> [Task statement] Output all the entries word for word. Omit the pictures.

> [Data listing]

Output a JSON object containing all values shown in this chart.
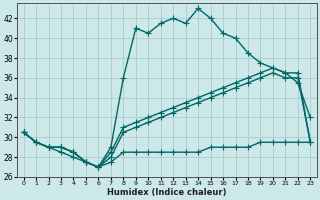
{
  "title": "",
  "xlabel": "Humidex (Indice chaleur)",
  "ylabel": "",
  "background_color": "#cce8e8",
  "grid_color": "#aacccc",
  "line_color": "#006666",
  "ylim": [
    26,
    43.5
  ],
  "xlim": [
    -0.5,
    23.5
  ],
  "yticks": [
    26,
    28,
    30,
    32,
    34,
    36,
    38,
    40,
    42
  ],
  "xticks": [
    0,
    1,
    2,
    3,
    4,
    5,
    6,
    7,
    8,
    9,
    10,
    11,
    12,
    13,
    14,
    15,
    16,
    17,
    18,
    19,
    20,
    21,
    22,
    23
  ],
  "lines": [
    {
      "x": [
        0,
        1,
        2,
        3,
        4,
        5,
        6,
        7,
        8,
        9,
        10,
        11,
        12,
        13,
        14,
        15,
        16,
        17,
        18,
        19,
        20,
        21,
        22,
        23
      ],
      "y": [
        30.5,
        29.5,
        29.0,
        29.0,
        28.5,
        27.5,
        27.0,
        29.0,
        36.0,
        41.0,
        40.5,
        41.5,
        42.0,
        41.5,
        43.0,
        42.0,
        40.5,
        40.0,
        38.5,
        37.5,
        37.0,
        36.5,
        35.5,
        32.0
      ],
      "marker": "+",
      "markersize": 5,
      "linewidth": 1.0
    },
    {
      "x": [
        0,
        1,
        2,
        3,
        4,
        5,
        6,
        7,
        8,
        9,
        10,
        11,
        12,
        13,
        14,
        15,
        16,
        17,
        18,
        19,
        20,
        21,
        22,
        23
      ],
      "y": [
        30.5,
        29.5,
        29.0,
        29.0,
        28.5,
        27.5,
        27.0,
        28.5,
        31.0,
        31.5,
        32.0,
        32.5,
        33.0,
        33.5,
        34.0,
        34.5,
        35.0,
        35.5,
        36.0,
        36.5,
        37.0,
        36.5,
        36.5,
        29.5
      ],
      "marker": "+",
      "markersize": 5,
      "linewidth": 1.0
    },
    {
      "x": [
        0,
        1,
        2,
        3,
        4,
        5,
        6,
        7,
        8,
        9,
        10,
        11,
        12,
        13,
        14,
        15,
        16,
        17,
        18,
        19,
        20,
        21,
        22,
        23
      ],
      "y": [
        30.5,
        29.5,
        29.0,
        29.0,
        28.5,
        27.5,
        27.0,
        28.0,
        30.5,
        31.0,
        31.5,
        32.0,
        32.5,
        33.0,
        33.5,
        34.0,
        34.5,
        35.0,
        35.5,
        36.0,
        36.5,
        36.0,
        36.0,
        29.5
      ],
      "marker": "+",
      "markersize": 5,
      "linewidth": 1.0
    },
    {
      "x": [
        0,
        1,
        2,
        3,
        4,
        5,
        6,
        7,
        8,
        9,
        10,
        11,
        12,
        13,
        14,
        15,
        16,
        17,
        18,
        19,
        20,
        21,
        22,
        23
      ],
      "y": [
        30.5,
        29.5,
        29.0,
        28.5,
        28.0,
        27.5,
        27.0,
        27.5,
        28.5,
        28.5,
        28.5,
        28.5,
        28.5,
        28.5,
        28.5,
        29.0,
        29.0,
        29.0,
        29.0,
        29.5,
        29.5,
        29.5,
        29.5,
        29.5
      ],
      "marker": "+",
      "markersize": 5,
      "linewidth": 1.0
    }
  ]
}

> [Correct response]
Output a JSON object containing all values shown in this chart.
{
  "title": "",
  "xlabel": "Humidex (Indice chaleur)",
  "ylabel": "",
  "background_color": "#cce8e8",
  "grid_color": "#aacccc",
  "line_color": "#006666",
  "ylim": [
    26,
    43.5
  ],
  "xlim": [
    -0.5,
    23.5
  ],
  "yticks": [
    26,
    28,
    30,
    32,
    34,
    36,
    38,
    40,
    42
  ],
  "xticks": [
    0,
    1,
    2,
    3,
    4,
    5,
    6,
    7,
    8,
    9,
    10,
    11,
    12,
    13,
    14,
    15,
    16,
    17,
    18,
    19,
    20,
    21,
    22,
    23
  ],
  "lines": [
    {
      "x": [
        0,
        1,
        2,
        3,
        4,
        5,
        6,
        7,
        8,
        9,
        10,
        11,
        12,
        13,
        14,
        15,
        16,
        17,
        18,
        19,
        20,
        21,
        22,
        23
      ],
      "y": [
        30.5,
        29.5,
        29.0,
        29.0,
        28.5,
        27.5,
        27.0,
        29.0,
        36.0,
        41.0,
        40.5,
        41.5,
        42.0,
        41.5,
        43.0,
        42.0,
        40.5,
        40.0,
        38.5,
        37.5,
        37.0,
        36.5,
        35.5,
        32.0
      ],
      "marker": "+",
      "markersize": 5,
      "linewidth": 1.0
    },
    {
      "x": [
        0,
        1,
        2,
        3,
        4,
        5,
        6,
        7,
        8,
        9,
        10,
        11,
        12,
        13,
        14,
        15,
        16,
        17,
        18,
        19,
        20,
        21,
        22,
        23
      ],
      "y": [
        30.5,
        29.5,
        29.0,
        29.0,
        28.5,
        27.5,
        27.0,
        28.5,
        31.0,
        31.5,
        32.0,
        32.5,
        33.0,
        33.5,
        34.0,
        34.5,
        35.0,
        35.5,
        36.0,
        36.5,
        37.0,
        36.5,
        36.5,
        29.5
      ],
      "marker": "+",
      "markersize": 5,
      "linewidth": 1.0
    },
    {
      "x": [
        0,
        1,
        2,
        3,
        4,
        5,
        6,
        7,
        8,
        9,
        10,
        11,
        12,
        13,
        14,
        15,
        16,
        17,
        18,
        19,
        20,
        21,
        22,
        23
      ],
      "y": [
        30.5,
        29.5,
        29.0,
        29.0,
        28.5,
        27.5,
        27.0,
        28.0,
        30.5,
        31.0,
        31.5,
        32.0,
        32.5,
        33.0,
        33.5,
        34.0,
        34.5,
        35.0,
        35.5,
        36.0,
        36.5,
        36.0,
        36.0,
        29.5
      ],
      "marker": "+",
      "markersize": 5,
      "linewidth": 1.0
    },
    {
      "x": [
        0,
        1,
        2,
        3,
        4,
        5,
        6,
        7,
        8,
        9,
        10,
        11,
        12,
        13,
        14,
        15,
        16,
        17,
        18,
        19,
        20,
        21,
        22,
        23
      ],
      "y": [
        30.5,
        29.5,
        29.0,
        28.5,
        28.0,
        27.5,
        27.0,
        27.5,
        28.5,
        28.5,
        28.5,
        28.5,
        28.5,
        28.5,
        28.5,
        29.0,
        29.0,
        29.0,
        29.0,
        29.5,
        29.5,
        29.5,
        29.5,
        29.5
      ],
      "marker": "+",
      "markersize": 5,
      "linewidth": 1.0
    }
  ]
}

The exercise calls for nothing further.